== Figure collection entries ==
########

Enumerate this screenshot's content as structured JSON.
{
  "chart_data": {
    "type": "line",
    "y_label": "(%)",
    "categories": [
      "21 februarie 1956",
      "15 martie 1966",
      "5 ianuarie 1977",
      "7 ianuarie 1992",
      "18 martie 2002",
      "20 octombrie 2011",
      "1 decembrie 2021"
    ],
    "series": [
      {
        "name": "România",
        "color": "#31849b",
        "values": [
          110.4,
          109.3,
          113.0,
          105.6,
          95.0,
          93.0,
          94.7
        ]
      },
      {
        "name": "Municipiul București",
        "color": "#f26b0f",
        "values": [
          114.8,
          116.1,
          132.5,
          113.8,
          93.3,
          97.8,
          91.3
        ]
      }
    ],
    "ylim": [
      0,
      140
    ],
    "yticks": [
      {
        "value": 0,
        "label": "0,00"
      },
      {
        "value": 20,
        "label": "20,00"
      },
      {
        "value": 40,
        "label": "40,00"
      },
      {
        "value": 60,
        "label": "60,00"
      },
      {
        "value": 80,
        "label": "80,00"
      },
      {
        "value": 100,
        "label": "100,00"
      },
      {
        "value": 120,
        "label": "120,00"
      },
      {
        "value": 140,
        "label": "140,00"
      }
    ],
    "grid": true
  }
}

########

== Goal ==
Exactly as shown, repeat every record.

== Output of the task ==
Enumerate this screenshot's content as structured JSON.
{
  "chart_data": {
    "type": "line",
    "y_label": "(%)",
    "categories": [
      "21 februarie 1956",
      "15 martie 1966",
      "5 ianuarie 1977",
      "7 ianuarie 1992",
      "18 martie 2002",
      "20 octombrie 2011",
      "1 decembrie 2021"
    ],
    "series": [
      {
        "name": "România",
        "color": "#31849b",
        "values": [
          110.4,
          109.3,
          113.0,
          105.6,
          95.0,
          93.0,
          94.7
        ]
      },
      {
        "name": "Municipiul București",
        "color": "#f26b0f",
        "values": [
          114.8,
          116.1,
          132.5,
          113.8,
          93.3,
          97.8,
          91.3
        ]
      }
    ],
    "ylim": [
      0,
      140
    ],
    "yticks": [
      {
        "value": 0,
        "label": "0,00"
      },
      {
        "value": 20,
        "label": "20,00"
      },
      {
        "value": 40,
        "label": "40,00"
      },
      {
        "value": 60,
        "label": "60,00"
      },
      {
        "value": 80,
        "label": "80,00"
      },
      {
        "value": 100,
        "label": "100,00"
      },
      {
        "value": 120,
        "label": "120,00"
      },
      {
        "value": 140,
        "label": "140,00"
      }
    ],
    "grid": true
  }
}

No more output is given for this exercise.